**Written task:** Copy every line of the data that contains the string "искусственном".

**Dataset entries:**
■ ■ ■ ■
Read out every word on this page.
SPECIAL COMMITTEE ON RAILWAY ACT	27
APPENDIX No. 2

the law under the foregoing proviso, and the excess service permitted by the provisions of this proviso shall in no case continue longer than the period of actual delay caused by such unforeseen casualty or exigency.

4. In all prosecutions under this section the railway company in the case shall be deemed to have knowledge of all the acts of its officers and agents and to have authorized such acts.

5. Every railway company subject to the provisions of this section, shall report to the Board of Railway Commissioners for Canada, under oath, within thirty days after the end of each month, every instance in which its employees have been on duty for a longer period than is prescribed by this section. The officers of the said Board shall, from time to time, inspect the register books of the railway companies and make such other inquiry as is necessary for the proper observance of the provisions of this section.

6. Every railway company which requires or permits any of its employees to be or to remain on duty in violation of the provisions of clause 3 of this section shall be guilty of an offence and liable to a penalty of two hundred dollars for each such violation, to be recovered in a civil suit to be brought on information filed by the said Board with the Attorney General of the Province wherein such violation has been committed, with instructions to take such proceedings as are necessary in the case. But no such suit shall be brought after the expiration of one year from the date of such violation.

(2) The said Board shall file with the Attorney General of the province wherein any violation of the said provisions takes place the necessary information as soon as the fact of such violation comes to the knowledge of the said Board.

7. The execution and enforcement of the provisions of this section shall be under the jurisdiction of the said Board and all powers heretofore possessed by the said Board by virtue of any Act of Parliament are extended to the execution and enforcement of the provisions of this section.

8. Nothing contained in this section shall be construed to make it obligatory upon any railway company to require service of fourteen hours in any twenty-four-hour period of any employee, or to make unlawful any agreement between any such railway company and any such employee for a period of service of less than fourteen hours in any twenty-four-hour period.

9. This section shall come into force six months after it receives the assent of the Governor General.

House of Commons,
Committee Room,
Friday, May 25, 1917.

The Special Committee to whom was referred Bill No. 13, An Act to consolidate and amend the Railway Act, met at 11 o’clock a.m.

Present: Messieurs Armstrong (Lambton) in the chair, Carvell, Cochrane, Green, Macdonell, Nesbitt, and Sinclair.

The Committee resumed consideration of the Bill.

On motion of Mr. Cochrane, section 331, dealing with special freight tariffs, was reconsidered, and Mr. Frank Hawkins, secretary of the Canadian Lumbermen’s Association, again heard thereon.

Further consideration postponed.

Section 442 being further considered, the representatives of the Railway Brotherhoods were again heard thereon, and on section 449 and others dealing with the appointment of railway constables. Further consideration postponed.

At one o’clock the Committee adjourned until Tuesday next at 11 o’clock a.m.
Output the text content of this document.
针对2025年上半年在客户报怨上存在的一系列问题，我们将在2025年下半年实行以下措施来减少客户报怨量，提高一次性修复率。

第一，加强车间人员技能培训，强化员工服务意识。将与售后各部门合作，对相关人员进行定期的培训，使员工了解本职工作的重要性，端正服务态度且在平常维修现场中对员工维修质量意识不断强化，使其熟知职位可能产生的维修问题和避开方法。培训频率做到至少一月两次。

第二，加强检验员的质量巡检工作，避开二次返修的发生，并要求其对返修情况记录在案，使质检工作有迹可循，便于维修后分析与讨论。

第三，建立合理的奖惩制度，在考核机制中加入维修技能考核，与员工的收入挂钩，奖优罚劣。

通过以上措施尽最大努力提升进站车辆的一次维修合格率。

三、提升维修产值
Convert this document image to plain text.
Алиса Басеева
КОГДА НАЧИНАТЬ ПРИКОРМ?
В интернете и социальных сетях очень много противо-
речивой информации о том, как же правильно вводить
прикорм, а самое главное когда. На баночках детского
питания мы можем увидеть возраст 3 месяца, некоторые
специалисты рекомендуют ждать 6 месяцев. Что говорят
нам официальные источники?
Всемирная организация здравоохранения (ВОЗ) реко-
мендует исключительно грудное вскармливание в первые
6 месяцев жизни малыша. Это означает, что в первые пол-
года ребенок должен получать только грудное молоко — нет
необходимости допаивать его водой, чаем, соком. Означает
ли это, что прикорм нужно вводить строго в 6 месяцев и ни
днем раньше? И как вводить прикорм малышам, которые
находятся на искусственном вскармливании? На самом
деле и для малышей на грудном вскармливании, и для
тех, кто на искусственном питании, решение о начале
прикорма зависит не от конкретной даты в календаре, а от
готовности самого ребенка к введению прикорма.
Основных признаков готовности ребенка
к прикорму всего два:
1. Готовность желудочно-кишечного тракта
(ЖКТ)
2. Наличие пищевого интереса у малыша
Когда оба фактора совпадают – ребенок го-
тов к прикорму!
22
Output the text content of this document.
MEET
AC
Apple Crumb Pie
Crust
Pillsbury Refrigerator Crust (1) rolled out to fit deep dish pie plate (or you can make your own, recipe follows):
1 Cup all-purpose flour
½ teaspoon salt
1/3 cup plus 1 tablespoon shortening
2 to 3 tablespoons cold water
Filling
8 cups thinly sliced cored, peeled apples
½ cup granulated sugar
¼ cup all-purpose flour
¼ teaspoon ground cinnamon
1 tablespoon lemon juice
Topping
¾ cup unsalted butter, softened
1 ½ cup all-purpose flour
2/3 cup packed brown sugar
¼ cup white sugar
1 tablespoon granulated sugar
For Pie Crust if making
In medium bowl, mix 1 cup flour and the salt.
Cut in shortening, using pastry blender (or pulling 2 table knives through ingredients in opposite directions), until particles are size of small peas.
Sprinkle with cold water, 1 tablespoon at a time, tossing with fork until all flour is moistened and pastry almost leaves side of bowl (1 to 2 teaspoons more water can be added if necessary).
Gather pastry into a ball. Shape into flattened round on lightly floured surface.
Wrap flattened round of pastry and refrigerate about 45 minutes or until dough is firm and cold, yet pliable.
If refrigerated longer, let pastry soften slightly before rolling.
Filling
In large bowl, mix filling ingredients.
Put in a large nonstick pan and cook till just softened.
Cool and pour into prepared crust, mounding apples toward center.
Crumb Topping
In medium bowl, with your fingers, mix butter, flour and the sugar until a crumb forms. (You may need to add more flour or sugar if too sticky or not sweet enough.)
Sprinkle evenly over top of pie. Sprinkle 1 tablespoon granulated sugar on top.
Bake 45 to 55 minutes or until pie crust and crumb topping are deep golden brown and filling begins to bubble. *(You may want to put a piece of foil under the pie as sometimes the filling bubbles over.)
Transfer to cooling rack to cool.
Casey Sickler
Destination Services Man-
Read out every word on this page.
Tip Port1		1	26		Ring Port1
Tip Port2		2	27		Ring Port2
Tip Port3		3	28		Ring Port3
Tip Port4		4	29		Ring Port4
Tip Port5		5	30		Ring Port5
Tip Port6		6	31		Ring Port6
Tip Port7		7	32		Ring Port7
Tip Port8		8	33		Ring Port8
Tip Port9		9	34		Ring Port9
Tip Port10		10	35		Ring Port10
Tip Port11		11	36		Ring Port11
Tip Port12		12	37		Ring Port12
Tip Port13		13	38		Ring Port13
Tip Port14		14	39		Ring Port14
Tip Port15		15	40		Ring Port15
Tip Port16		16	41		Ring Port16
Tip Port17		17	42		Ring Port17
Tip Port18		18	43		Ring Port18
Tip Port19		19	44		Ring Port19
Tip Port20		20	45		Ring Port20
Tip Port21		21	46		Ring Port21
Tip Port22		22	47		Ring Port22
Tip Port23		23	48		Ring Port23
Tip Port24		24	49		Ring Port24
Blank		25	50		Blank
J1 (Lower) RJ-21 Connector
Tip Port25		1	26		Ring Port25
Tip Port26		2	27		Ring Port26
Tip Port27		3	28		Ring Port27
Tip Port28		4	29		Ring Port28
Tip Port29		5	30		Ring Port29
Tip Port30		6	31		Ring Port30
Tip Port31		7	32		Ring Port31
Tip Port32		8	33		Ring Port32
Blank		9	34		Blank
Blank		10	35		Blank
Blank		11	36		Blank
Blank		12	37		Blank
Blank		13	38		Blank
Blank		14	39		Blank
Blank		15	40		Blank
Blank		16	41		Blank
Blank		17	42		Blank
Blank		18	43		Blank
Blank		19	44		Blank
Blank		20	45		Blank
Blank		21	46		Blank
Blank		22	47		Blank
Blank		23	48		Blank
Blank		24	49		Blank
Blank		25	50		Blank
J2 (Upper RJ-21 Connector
■ ■ ■ ■
**Response to the exercise:**
находятся на искусственном вскармливании? На самом
тех, кто на искусственном питании, решение о начале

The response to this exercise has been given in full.